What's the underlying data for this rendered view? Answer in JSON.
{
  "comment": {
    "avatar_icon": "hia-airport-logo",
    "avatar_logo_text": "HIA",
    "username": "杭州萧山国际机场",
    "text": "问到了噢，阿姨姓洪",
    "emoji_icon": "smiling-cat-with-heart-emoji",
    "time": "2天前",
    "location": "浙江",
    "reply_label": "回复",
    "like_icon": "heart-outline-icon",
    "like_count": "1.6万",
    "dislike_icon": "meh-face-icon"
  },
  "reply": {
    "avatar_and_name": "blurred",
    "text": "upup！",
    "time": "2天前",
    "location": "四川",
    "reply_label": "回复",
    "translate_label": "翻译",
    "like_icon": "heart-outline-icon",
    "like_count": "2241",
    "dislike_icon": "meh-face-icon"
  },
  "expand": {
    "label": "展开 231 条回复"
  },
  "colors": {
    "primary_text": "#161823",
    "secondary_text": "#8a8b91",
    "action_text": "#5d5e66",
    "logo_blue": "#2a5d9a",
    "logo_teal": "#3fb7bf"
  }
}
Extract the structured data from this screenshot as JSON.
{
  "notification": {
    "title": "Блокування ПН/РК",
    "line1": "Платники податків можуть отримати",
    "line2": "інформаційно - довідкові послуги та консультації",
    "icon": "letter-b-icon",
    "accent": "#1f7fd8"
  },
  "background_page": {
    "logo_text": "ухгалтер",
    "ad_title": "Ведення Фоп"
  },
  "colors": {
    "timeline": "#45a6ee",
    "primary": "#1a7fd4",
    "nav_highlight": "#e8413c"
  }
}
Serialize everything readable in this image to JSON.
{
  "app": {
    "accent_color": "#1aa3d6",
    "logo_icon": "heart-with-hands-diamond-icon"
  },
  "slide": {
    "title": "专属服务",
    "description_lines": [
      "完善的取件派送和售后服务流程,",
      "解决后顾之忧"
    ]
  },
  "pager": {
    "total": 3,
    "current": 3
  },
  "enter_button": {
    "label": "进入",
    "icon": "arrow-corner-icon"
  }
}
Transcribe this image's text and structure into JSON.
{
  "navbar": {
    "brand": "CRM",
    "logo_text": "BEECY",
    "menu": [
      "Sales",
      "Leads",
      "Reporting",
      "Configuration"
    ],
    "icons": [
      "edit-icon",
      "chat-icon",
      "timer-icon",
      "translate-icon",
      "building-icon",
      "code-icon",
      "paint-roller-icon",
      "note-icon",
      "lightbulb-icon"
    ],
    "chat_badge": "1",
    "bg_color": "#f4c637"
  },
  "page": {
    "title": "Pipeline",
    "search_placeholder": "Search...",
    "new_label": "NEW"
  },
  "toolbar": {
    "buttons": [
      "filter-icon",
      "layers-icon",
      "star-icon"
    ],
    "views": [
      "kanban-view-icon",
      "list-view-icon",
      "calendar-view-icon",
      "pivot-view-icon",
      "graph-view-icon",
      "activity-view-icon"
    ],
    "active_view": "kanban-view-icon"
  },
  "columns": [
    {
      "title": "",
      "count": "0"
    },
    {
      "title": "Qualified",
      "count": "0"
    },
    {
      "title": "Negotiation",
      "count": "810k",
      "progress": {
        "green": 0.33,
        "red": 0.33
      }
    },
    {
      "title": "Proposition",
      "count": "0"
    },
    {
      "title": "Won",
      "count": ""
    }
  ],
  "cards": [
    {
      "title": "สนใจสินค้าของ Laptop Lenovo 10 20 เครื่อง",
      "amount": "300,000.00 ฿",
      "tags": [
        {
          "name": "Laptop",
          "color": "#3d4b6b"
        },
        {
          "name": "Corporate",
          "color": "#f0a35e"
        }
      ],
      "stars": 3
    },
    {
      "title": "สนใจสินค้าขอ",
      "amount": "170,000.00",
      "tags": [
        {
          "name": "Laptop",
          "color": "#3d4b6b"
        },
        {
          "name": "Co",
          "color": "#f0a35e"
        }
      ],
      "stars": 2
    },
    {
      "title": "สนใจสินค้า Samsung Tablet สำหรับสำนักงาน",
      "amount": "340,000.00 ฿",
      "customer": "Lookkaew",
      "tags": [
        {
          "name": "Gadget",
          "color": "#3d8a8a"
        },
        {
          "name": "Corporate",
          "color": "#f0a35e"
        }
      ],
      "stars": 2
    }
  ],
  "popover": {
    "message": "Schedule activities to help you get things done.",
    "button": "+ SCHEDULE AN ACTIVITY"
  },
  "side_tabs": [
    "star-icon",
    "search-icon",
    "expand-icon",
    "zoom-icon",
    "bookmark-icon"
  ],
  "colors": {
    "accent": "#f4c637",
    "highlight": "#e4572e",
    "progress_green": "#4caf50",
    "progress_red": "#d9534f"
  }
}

____

> [Brief] Restate each entry exactly, skipping none.

> [Finished task]
What's the underlying data for this rendered view? Answer in JSON.
{
  "comment": {
    "avatar_icon": "hia-airport-logo",
    "avatar_logo_text": "HIA",
    "username": "杭州萧山国际机场",
    "text": "问到了噢，阿姨姓洪",
    "emoji_icon": "smiling-cat-with-heart-emoji",
    "time": "2天前",
    "location": "浙江",
    "reply_label": "回复",
    "like_icon": "heart-outline-icon",
    "like_count": "1.6万",
    "dislike_icon": "meh-face-icon"
  },
  "reply": {
    "avatar_and_name": "blurred",
    "text": "upup！",
    "time": "2天前",
    "location": "四川",
    "reply_label": "回复",
    "translate_label": "翻译",
    "like_icon": "heart-outline-icon",
    "like_count": "2241",
    "dislike_icon": "meh-face-icon"
  },
  "expand": {
    "label": "展开 231 条回复"
  },
  "colors": {
    "primary_text": "#161823",
    "secondary_text": "#8a8b91",
    "action_text": "#5d5e66",
    "logo_blue": "#2a5d9a",
    "logo_teal": "#3fb7bf"
  }
}
Extract the structured data from this screenshot as JSON.
{
  "notification": {
    "title": "Блокування ПН/РК",
    "line1": "Платники податків можуть отримати",
    "line2": "інформаційно - довідкові послуги та консультації",
    "icon": "letter-b-icon",
    "accent": "#1f7fd8"
  },
  "background_page": {
    "logo_text": "ухгалтер",
    "ad_title": "Ведення Фоп"
  },
  "colors": {
    "timeline": "#45a6ee",
    "primary": "#1a7fd4",
    "nav_highlight": "#e8413c"
  }
}
Serialize everything readable in this image to JSON.
{
  "app": {
    "accent_color": "#1aa3d6",
    "logo_icon": "heart-with-hands-diamond-icon"
  },
  "slide": {
    "title": "专属服务",
    "description_lines": [
      "完善的取件派送和售后服务流程,",
      "解决后顾之忧"
    ]
  },
  "pager": {
    "total": 3,
    "current": 3
  },
  "enter_button": {
    "label": "进入",
    "icon": "arrow-corner-icon"
  }
}
Transcribe this image's text and structure into JSON.
{
  "navbar": {
    "brand": "CRM",
    "logo_text": "BEECY",
    "menu": [
      "Sales",
      "Leads",
      "Reporting",
      "Configuration"
    ],
    "icons": [
      "edit-icon",
      "chat-icon",
      "timer-icon",
      "translate-icon",
      "building-icon",
      "code-icon",
      "paint-roller-icon",
      "note-icon",
      "lightbulb-icon"
    ],
    "chat_badge": "1",
    "bg_color": "#f4c637"
  },
  "page": {
    "title": "Pipeline",
    "search_placeholder": "Search...",
    "new_label": "NEW"
  },
  "toolbar": {
    "buttons": [
      "filter-icon",
      "layers-icon",
      "star-icon"
    ],
    "views": [
      "kanban-view-icon",
      "list-view-icon",
      "calendar-view-icon",
      "pivot-view-icon",
      "graph-view-icon",
      "activity-view-icon"
    ],
    "active_view": "kanban-view-icon"
  },
  "columns": [
    {
      "title": "",
      "count": "0"
    },
    {
      "title": "Qualified",
      "count": "0"
    },
    {
      "title": "Negotiation",
      "count": "810k",
      "progress": {
        "green": 0.33,
        "red": 0.33
      }
    },
    {
      "title": "Proposition",
      "count": "0"
    },
    {
      "title": "Won",
      "count": ""
    }
  ],
  "cards": [
    {
      "title": "สนใจสินค้าของ Laptop Lenovo 10 20 เครื่อง",
      "amount": "300,000.00 ฿",
      "tags": [
        {
          "name": "Laptop",
          "color": "#3d4b6b"
        },
        {
          "name": "Corporate",
          "color": "#f0a35e"
        }
      ],
      "stars": 3
    },
    {
      "title": "สนใจสินค้าขอ",
      "amount": "170,000.00",
      "tags": [
        {
          "name": "Laptop",
          "color": "#3d4b6b"
        },
        {
          "name": "Co",
          "color": "#f0a35e"
        }
      ],
      "stars": 2
    },
    {
      "title": "สนใจสินค้า Samsung Tablet สำหรับสำนักงาน",
      "amount": "340,000.00 ฿",
      "customer": "Lookkaew",
      "tags": [
        {
          "name": "Gadget",
          "color": "#3d8a8a"
        },
        {
          "name": "Corporate",
          "color": "#f0a35e"
        }
      ],
      "stars": 2
    }
  ],
  "popover": {
    "message": "Schedule activities to help you get things done.",
    "button": "+ SCHEDULE AN ACTIVITY"
  },
  "side_tabs": [
    "star-icon",
    "search-icon",
    "expand-icon",
    "zoom-icon",
    "bookmark-icon"
  ],
  "colors": {
    "accent": "#f4c637",
    "highlight": "#e4572e",
    "progress_green": "#4caf50",
    "progress_red": "#d9534f"
  }
}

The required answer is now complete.